Stated task -
Below is a set of records. Repeat all of them exactly.

Given records -
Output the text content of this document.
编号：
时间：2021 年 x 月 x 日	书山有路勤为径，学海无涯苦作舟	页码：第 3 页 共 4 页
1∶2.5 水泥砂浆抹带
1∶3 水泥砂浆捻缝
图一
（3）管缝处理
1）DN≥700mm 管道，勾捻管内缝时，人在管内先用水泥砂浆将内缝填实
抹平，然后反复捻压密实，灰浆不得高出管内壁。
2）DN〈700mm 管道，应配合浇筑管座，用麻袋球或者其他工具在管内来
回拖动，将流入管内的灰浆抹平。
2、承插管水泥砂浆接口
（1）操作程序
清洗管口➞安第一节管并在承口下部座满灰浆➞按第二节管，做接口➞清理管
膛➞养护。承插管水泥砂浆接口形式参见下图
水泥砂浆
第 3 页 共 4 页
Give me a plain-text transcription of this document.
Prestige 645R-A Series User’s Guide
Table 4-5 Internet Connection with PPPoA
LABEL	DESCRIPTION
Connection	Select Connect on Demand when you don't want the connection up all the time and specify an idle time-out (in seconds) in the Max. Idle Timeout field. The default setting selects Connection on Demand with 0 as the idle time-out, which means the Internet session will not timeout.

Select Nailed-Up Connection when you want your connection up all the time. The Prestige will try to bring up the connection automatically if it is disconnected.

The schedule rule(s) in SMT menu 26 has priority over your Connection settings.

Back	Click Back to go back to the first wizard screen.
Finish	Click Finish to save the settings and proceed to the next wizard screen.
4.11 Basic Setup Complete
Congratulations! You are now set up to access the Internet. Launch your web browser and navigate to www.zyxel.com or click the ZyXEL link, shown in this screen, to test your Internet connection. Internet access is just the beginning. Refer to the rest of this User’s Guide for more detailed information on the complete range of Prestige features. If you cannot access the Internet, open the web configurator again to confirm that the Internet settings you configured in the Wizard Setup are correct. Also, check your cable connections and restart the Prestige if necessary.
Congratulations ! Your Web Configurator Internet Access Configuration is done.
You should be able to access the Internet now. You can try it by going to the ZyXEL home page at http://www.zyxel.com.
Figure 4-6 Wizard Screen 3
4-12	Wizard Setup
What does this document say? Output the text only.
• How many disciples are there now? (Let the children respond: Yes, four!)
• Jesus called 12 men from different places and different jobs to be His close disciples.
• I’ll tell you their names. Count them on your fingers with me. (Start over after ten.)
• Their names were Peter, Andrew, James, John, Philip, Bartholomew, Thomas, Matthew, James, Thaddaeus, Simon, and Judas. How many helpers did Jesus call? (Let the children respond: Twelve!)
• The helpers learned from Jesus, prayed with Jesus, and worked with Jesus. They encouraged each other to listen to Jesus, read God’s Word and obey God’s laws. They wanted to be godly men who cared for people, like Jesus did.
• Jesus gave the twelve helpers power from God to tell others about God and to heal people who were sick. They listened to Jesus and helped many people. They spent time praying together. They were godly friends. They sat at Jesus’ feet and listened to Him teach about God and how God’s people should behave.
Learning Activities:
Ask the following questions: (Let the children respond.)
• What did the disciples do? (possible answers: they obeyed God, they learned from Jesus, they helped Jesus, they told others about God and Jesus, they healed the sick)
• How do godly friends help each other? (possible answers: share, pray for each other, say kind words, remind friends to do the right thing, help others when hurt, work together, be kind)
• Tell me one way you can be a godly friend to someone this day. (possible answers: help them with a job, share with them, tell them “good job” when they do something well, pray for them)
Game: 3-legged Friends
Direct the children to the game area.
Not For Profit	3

Completed task -
Output the text content of this document.
编号：
时间：2021 年 x 月 x 日	书山有路勤为径，学海无涯苦作舟	页码：第 3 页 共 4 页
1∶2.5 水泥砂浆抹带
1∶3 水泥砂浆捻缝
图一
（3）管缝处理
1）DN≥700mm 管道，勾捻管内缝时，人在管内先用水泥砂浆将内缝填实
抹平，然后反复捻压密实，灰浆不得高出管内壁。
2）DN〈700mm 管道，应配合浇筑管座，用麻袋球或者其他工具在管内来
回拖动，将流入管内的灰浆抹平。
2、承插管水泥砂浆接口
（1）操作程序
清洗管口➞安第一节管并在承口下部座满灰浆➞按第二节管，做接口➞清理管
膛➞养护。承插管水泥砂浆接口形式参见下图
水泥砂浆
第 3 页 共 4 页
Give me a plain-text transcription of this document.
Prestige 645R-A Series User’s Guide
Table 4-5 Internet Connection with PPPoA
LABEL	DESCRIPTION
Connection	Select Connect on Demand when you don't want the connection up all the time and specify an idle time-out (in seconds) in the Max. Idle Timeout field. The default setting selects Connection on Demand with 0 as the idle time-out, which means the Internet session will not timeout.

Select Nailed-Up Connection when you want your connection up all the time. The Prestige will try to bring up the connection automatically if it is disconnected.

The schedule rule(s) in SMT menu 26 has priority over your Connection settings.

Back	Click Back to go back to the first wizard screen.
Finish	Click Finish to save the settings and proceed to the next wizard screen.
4.11 Basic Setup Complete
Congratulations! You are now set up to access the Internet. Launch your web browser and navigate to www.zyxel.com or click the ZyXEL link, shown in this screen, to test your Internet connection. Internet access is just the beginning. Refer to the rest of this User’s Guide for more detailed information on the complete range of Prestige features. If you cannot access the Internet, open the web configurator again to confirm that the Internet settings you configured in the Wizard Setup are correct. Also, check your cable connections and restart the Prestige if necessary.
Congratulations ! Your Web Configurator Internet Access Configuration is done.
You should be able to access the Internet now. You can try it by going to the ZyXEL home page at http://www.zyxel.com.
Figure 4-6 Wizard Screen 3
4-12	Wizard Setup
What does this document say? Output the text only.
• How many disciples are there now? (Let the children respond: Yes, four!)
• Jesus called 12 men from different places and different jobs to be His close disciples.
• I’ll tell you their names. Count them on your fingers with me. (Start over after ten.)
• Their names were Peter, Andrew, James, John, Philip, Bartholomew, Thomas, Matthew, James, Thaddaeus, Simon, and Judas. How many helpers did Jesus call? (Let the children respond: Twelve!)
• The helpers learned from Jesus, prayed with Jesus, and worked with Jesus. They encouraged each other to listen to Jesus, read God’s Word and obey God’s laws. They wanted to be godly men who cared for people, like Jesus did.
• Jesus gave the twelve helpers power from God to tell others about God and to heal people who were sick. They listened to Jesus and helped many people. They spent time praying together. They were godly friends. They sat at Jesus’ feet and listened to Him teach about God and how God’s people should behave.
Learning Activities:
Ask the following questions: (Let the children respond.)
• What did the disciples do? (possible answers: they obeyed God, they learned from Jesus, they helped Jesus, they told others about God and Jesus, they healed the sick)
• How do godly friends help each other? (possible answers: share, pray for each other, say kind words, remind friends to do the right thing, help others when hurt, work together, be kind)
• Tell me one way you can be a godly friend to someone this day. (possible answers: help them with a job, share with them, tell them “good job” when they do something well, pray for them)
Game: 3-legged Friends
Direct the children to the game area.
Not For Profit	3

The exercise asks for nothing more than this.